### GIVEN INSTRUCTION
Every line that holds "Manager" should be shown.

--- Begin ---

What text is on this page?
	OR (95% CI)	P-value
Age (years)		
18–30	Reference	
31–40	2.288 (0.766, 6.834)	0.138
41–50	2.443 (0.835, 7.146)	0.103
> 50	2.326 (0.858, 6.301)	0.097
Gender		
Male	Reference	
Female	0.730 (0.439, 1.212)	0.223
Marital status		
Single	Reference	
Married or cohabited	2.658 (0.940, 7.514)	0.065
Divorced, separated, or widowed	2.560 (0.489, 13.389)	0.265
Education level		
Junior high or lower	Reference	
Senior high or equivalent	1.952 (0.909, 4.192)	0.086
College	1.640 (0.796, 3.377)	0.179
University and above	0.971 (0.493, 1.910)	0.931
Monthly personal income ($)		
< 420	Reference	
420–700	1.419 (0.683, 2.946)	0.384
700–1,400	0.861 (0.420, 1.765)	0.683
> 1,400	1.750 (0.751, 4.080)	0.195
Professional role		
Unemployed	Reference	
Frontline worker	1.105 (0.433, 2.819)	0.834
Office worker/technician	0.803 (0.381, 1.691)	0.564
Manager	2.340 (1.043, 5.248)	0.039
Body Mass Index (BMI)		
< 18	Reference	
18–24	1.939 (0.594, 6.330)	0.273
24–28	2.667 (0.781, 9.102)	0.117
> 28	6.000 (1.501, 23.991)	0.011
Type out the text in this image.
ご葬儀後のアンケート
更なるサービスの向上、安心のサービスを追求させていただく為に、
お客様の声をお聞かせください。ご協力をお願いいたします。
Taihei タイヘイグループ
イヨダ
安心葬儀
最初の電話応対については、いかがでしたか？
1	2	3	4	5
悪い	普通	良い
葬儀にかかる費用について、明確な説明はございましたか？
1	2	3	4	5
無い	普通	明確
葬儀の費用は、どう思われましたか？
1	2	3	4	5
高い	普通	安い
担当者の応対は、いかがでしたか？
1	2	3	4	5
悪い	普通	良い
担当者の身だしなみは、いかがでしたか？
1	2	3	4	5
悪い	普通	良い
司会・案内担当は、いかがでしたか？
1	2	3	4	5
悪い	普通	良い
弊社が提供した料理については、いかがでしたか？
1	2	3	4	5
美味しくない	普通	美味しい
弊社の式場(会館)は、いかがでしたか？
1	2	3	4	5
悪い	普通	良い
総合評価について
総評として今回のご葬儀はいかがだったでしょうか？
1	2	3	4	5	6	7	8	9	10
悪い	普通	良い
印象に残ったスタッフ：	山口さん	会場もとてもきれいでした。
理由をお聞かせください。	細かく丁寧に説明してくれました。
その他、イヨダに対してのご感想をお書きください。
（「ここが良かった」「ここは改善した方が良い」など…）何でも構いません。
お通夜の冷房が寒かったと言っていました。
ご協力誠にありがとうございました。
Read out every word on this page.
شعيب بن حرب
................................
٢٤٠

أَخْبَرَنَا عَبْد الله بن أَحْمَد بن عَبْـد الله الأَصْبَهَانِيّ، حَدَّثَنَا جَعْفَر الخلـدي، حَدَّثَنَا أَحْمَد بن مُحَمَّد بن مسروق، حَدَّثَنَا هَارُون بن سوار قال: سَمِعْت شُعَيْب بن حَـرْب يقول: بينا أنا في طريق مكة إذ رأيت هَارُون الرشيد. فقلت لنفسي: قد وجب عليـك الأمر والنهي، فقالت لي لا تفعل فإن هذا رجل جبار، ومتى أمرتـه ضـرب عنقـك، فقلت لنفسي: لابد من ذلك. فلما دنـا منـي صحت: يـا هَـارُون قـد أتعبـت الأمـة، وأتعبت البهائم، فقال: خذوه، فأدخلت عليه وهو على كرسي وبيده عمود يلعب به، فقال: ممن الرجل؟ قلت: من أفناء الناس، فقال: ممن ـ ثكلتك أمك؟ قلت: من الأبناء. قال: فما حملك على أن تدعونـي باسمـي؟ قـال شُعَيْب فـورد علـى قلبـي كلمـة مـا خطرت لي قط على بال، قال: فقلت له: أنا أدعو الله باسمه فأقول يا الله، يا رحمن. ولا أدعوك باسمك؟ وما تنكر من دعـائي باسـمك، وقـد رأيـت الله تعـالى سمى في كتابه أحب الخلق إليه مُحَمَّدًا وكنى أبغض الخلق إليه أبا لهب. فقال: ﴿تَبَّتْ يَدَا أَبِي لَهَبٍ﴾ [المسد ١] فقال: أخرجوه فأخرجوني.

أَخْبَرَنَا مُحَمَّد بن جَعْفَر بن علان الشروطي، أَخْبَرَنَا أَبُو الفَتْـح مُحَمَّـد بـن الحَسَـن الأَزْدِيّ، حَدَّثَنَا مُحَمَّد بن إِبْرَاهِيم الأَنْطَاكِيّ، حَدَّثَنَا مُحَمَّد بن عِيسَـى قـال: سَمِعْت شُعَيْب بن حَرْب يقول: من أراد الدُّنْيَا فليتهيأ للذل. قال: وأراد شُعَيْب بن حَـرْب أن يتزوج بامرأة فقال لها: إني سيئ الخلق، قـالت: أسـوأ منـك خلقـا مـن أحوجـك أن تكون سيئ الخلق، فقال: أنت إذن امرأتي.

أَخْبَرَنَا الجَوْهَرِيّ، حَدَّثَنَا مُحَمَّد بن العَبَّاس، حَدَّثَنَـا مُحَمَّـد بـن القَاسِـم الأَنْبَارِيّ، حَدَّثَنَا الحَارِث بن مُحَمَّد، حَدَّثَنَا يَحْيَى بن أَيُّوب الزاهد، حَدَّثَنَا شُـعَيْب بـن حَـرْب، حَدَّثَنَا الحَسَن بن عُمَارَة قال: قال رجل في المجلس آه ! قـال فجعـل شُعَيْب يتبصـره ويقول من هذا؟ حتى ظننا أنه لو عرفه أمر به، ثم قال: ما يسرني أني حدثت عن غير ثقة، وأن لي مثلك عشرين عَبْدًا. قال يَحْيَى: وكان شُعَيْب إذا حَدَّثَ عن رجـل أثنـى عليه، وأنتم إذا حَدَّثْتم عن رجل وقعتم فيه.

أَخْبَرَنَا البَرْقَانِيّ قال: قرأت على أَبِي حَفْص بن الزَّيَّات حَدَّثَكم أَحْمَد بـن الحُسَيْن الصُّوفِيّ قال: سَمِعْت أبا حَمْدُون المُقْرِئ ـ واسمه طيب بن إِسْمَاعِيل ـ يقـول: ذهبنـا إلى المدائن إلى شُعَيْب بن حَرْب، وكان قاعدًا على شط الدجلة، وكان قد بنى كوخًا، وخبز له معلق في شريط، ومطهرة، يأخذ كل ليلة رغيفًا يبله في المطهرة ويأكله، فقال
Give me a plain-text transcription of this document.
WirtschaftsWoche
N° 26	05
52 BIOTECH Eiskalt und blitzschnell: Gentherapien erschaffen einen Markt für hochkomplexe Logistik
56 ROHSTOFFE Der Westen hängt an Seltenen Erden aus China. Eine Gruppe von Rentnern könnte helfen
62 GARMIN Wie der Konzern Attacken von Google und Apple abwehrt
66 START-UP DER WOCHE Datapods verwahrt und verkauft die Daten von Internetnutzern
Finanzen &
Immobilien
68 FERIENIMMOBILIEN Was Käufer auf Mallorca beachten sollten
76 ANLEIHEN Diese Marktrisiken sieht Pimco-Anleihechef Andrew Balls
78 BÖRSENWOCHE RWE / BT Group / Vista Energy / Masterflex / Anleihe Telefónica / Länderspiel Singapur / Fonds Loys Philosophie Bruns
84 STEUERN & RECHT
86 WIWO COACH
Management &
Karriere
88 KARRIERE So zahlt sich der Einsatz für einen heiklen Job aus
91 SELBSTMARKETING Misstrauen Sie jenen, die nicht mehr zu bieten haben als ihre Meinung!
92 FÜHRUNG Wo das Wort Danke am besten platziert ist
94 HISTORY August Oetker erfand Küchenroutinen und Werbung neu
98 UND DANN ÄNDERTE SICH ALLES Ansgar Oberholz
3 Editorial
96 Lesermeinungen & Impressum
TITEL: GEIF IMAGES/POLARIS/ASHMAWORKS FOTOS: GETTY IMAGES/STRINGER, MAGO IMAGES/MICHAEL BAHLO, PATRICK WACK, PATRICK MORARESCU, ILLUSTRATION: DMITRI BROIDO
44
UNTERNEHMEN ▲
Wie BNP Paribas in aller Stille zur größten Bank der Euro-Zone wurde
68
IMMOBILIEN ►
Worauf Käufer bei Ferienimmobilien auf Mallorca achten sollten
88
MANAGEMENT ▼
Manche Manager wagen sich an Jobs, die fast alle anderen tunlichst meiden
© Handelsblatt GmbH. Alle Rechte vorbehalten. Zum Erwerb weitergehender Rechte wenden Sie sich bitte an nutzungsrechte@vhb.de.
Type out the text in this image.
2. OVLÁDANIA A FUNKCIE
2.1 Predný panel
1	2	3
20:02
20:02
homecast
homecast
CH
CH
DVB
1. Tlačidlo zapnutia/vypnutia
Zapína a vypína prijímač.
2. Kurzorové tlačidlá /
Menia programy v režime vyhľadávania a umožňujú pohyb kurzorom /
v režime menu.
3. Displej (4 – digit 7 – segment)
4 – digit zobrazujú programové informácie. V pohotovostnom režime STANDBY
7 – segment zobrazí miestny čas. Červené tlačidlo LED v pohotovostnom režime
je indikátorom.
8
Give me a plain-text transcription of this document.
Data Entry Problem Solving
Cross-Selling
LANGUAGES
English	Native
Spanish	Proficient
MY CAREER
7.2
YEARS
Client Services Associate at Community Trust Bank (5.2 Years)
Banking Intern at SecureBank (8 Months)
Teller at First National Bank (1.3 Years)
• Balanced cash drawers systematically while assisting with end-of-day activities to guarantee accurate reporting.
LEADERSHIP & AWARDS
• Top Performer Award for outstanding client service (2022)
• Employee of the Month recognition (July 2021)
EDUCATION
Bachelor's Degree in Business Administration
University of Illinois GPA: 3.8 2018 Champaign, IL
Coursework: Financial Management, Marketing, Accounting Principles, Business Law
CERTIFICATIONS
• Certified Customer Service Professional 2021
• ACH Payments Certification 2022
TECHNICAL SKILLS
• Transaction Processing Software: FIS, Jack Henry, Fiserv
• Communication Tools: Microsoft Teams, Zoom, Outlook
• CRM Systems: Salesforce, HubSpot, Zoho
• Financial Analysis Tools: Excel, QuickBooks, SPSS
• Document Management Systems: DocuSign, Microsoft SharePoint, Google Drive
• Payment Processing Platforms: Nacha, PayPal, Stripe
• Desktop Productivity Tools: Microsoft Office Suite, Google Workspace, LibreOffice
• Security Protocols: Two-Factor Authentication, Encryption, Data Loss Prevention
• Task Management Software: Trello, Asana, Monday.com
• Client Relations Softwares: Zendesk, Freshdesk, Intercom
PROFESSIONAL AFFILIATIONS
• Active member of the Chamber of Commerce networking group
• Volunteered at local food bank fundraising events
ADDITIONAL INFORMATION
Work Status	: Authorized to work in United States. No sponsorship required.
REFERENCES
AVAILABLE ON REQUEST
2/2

--- End ---

### RESULT BELOW
Manager	2.340 (1.043, 5.248)	0.039
Manche Manager wagen sich an Jobs, die fast alle anderen tunlichst meiden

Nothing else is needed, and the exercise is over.